--- DIRECTIONS ---
Among the entries below, find how many lines carry the word "locations" and state only that figure.

## Begin RAW RECORDS

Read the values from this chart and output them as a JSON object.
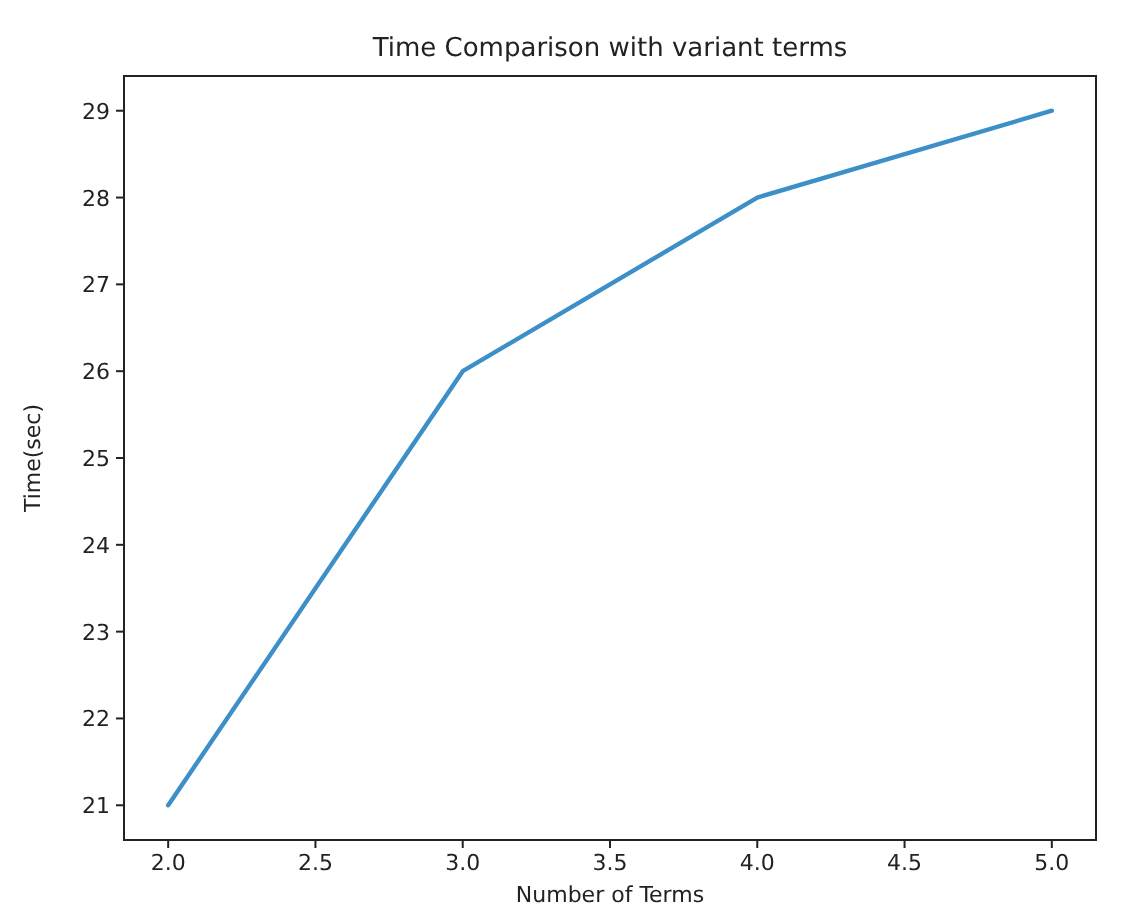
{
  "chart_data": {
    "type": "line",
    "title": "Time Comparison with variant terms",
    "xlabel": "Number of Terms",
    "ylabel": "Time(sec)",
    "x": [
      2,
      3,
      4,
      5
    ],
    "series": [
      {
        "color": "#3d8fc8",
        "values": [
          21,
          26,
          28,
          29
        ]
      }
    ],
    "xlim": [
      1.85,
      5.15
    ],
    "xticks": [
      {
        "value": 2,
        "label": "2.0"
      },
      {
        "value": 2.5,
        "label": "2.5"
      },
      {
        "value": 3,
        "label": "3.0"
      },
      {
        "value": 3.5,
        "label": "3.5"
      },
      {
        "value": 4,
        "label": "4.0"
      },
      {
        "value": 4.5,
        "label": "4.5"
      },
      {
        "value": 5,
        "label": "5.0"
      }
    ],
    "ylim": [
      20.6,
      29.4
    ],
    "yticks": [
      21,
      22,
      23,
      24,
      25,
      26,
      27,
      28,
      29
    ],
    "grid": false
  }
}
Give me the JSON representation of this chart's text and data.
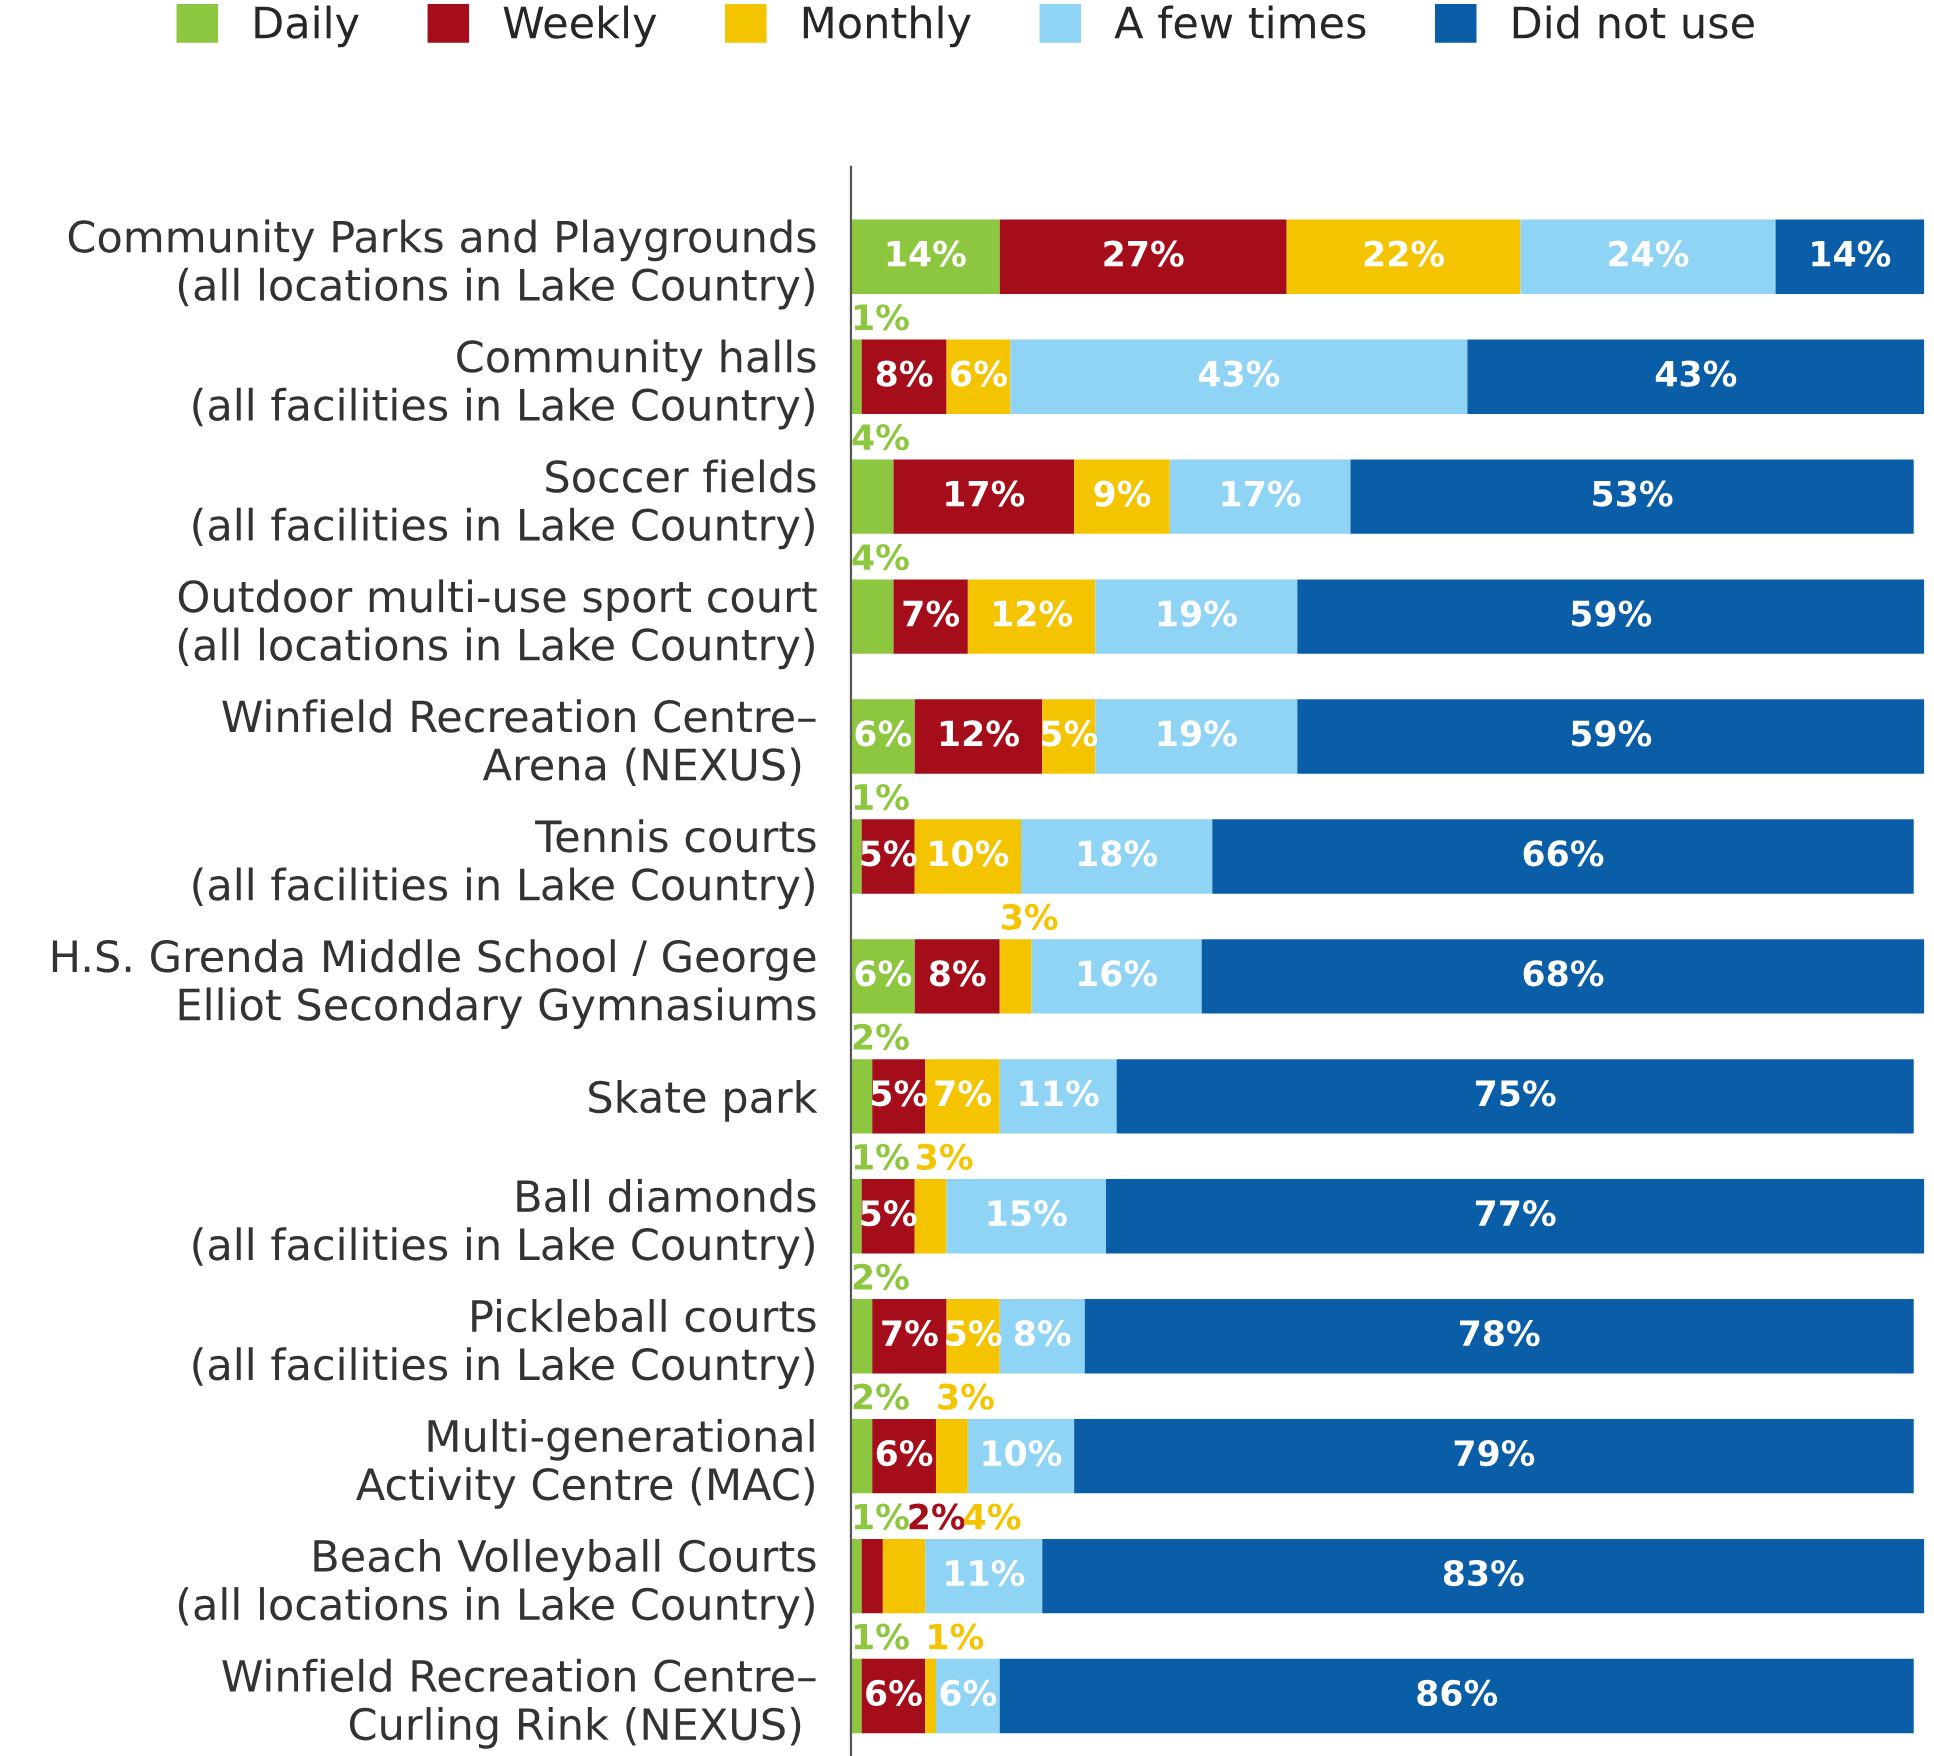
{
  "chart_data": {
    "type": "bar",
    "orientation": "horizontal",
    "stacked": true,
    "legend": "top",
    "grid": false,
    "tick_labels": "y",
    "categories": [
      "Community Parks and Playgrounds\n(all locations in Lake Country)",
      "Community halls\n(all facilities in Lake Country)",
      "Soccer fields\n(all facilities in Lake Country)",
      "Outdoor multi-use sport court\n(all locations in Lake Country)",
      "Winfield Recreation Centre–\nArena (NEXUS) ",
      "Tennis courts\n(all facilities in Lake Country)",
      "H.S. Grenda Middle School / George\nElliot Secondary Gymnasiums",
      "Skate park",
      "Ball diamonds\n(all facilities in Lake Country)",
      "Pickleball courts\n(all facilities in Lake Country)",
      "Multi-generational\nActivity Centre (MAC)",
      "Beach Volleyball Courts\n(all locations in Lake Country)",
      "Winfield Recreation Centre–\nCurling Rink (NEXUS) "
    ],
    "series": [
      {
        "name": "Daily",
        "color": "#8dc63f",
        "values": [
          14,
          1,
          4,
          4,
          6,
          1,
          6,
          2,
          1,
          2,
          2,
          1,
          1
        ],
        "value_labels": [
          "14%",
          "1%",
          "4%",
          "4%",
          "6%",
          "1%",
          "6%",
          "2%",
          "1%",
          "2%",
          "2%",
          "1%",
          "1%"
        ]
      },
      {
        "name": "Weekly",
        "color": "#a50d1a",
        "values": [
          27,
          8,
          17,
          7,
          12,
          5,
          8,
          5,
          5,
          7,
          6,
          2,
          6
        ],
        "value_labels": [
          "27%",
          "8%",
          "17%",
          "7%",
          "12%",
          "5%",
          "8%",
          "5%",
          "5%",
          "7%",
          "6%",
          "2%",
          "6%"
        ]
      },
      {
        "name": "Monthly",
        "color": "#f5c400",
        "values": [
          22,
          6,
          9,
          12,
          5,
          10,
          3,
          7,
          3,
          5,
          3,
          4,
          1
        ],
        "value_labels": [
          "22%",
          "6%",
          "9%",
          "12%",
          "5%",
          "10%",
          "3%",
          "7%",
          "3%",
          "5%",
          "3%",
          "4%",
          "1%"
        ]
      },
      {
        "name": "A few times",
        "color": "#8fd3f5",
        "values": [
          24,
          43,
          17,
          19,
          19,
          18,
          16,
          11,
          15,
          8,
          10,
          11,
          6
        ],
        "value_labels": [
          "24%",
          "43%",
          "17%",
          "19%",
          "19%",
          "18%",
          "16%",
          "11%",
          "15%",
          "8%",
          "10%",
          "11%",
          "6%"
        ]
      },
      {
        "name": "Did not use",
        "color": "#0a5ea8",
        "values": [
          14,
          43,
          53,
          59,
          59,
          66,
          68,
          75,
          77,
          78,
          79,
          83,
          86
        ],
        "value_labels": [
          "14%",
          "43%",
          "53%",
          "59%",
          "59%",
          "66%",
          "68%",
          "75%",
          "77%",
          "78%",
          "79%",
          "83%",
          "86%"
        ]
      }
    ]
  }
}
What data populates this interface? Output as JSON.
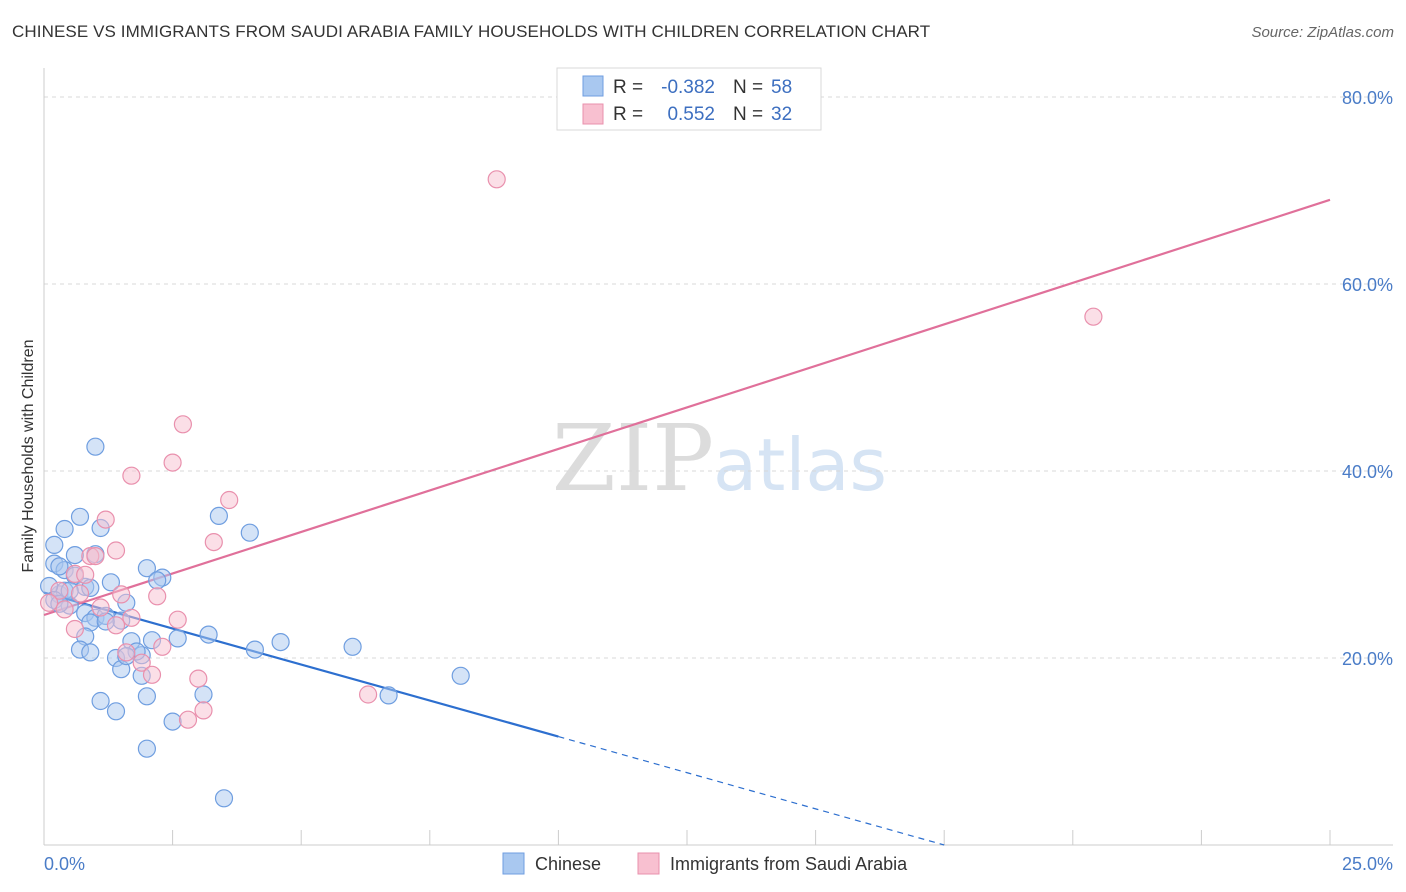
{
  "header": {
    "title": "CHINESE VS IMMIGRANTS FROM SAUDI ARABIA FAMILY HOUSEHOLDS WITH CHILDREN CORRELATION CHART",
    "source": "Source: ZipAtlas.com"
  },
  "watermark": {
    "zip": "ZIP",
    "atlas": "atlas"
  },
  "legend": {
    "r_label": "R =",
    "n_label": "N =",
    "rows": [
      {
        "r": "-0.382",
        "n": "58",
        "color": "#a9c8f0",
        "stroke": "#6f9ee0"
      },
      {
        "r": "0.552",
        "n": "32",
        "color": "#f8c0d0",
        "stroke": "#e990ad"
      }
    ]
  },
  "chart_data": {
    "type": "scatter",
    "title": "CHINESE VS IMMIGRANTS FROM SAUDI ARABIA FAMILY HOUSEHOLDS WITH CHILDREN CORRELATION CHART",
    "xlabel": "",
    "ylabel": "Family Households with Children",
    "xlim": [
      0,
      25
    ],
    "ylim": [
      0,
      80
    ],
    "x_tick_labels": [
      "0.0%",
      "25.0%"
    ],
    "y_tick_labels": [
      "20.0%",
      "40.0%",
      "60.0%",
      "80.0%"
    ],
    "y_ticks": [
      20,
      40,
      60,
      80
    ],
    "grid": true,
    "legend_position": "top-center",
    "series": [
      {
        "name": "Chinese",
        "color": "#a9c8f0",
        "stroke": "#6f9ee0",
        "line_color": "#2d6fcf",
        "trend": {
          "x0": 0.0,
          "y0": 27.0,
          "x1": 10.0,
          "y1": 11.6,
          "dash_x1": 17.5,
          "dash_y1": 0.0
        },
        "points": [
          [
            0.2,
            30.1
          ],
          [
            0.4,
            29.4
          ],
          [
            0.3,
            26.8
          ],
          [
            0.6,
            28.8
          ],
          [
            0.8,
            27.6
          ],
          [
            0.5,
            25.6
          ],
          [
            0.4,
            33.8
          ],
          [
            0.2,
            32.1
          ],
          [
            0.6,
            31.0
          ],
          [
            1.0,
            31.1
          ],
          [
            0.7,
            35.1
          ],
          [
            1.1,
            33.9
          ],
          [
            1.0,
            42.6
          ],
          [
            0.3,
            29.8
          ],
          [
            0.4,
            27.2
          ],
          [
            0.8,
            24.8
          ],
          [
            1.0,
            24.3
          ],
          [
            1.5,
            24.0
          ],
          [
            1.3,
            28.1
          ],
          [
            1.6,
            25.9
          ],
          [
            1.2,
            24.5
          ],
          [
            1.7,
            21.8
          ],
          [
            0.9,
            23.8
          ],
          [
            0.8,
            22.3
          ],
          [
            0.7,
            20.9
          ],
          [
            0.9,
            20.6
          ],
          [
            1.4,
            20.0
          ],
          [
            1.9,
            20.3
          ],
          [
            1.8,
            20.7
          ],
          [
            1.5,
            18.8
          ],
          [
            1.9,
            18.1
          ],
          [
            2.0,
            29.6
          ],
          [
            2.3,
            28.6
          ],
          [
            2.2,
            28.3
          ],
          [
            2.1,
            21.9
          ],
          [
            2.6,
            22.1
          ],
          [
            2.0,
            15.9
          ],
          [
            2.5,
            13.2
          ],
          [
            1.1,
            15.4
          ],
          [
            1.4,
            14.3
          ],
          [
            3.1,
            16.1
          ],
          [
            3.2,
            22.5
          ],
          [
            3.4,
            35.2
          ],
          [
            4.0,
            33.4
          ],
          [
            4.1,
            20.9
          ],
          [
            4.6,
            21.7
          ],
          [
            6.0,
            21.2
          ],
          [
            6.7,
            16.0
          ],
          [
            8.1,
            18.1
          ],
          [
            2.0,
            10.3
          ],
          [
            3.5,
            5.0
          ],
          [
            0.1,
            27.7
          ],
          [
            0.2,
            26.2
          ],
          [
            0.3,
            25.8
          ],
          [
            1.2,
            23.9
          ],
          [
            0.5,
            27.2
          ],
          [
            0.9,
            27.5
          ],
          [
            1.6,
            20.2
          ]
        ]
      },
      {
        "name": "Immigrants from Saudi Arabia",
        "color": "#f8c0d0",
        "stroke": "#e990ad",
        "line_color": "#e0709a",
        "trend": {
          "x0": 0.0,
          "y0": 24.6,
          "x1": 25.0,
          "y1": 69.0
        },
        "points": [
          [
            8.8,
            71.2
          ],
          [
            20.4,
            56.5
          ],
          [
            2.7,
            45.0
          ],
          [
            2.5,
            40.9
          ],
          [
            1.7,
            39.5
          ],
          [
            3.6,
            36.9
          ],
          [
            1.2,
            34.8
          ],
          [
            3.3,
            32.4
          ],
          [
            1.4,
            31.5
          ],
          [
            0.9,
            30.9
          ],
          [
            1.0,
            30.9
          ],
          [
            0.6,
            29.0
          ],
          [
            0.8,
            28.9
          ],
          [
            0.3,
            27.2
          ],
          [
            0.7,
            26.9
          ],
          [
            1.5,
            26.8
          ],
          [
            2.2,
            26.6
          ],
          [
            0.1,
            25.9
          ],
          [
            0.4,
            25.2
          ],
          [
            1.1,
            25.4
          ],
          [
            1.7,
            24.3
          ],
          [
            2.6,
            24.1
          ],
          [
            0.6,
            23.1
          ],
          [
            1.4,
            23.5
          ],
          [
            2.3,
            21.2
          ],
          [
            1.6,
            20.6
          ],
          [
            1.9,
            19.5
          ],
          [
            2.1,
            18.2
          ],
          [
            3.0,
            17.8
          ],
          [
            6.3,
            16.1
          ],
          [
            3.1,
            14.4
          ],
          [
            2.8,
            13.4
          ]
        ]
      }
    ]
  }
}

## End RAW RECORDS

--- OUTPUT OF THE TASK ---
3